:: DIRECTION ::
Extract every line below that contains the word "image".

Stored records:
-- start --
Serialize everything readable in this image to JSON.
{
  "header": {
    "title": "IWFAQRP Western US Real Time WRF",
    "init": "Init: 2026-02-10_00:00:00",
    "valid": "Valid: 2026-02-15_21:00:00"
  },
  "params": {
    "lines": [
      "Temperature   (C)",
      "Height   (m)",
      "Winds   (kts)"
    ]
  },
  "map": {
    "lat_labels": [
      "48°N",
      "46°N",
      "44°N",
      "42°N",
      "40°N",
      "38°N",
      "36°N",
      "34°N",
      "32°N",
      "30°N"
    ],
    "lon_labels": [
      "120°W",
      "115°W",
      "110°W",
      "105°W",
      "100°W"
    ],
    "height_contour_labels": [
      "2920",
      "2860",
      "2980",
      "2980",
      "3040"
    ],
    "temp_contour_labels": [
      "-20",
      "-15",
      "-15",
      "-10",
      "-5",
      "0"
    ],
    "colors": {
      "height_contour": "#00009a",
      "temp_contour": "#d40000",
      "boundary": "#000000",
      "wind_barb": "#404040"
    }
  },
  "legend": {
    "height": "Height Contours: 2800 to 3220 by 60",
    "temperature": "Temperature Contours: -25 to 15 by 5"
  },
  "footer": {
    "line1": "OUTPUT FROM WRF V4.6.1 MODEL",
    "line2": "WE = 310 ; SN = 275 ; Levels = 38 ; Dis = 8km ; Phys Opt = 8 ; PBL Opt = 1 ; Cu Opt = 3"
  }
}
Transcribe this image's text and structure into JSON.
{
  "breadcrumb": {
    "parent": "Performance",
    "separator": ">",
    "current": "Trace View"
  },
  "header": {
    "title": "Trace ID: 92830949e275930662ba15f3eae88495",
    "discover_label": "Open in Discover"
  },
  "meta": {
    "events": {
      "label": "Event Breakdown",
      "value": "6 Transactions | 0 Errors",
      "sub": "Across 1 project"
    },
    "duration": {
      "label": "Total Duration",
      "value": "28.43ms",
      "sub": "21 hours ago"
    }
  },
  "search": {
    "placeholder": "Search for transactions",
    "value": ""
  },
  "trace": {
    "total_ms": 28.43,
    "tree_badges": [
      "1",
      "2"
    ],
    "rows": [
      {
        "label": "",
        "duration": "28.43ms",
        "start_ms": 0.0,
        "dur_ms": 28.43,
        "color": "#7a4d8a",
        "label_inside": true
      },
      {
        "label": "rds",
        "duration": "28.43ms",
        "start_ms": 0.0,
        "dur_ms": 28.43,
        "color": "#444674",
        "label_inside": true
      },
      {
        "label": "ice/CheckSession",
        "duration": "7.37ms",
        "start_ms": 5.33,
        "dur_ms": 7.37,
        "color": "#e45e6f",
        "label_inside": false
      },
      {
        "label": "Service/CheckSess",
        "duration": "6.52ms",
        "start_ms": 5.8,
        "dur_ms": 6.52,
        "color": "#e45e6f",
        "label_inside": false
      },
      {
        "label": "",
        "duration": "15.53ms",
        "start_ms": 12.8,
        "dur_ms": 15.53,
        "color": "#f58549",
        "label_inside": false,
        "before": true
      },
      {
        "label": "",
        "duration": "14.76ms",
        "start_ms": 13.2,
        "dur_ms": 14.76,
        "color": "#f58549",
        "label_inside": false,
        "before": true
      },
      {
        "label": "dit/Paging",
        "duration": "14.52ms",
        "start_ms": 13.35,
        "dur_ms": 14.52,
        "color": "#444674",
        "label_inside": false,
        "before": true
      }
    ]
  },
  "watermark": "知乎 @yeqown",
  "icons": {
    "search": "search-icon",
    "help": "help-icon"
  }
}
-- end --
:: RESPONSE FOR THIS EXERCISE ::
Serialize everything readable in this image to JSON.
Transcribe this image's text and structure into JSON.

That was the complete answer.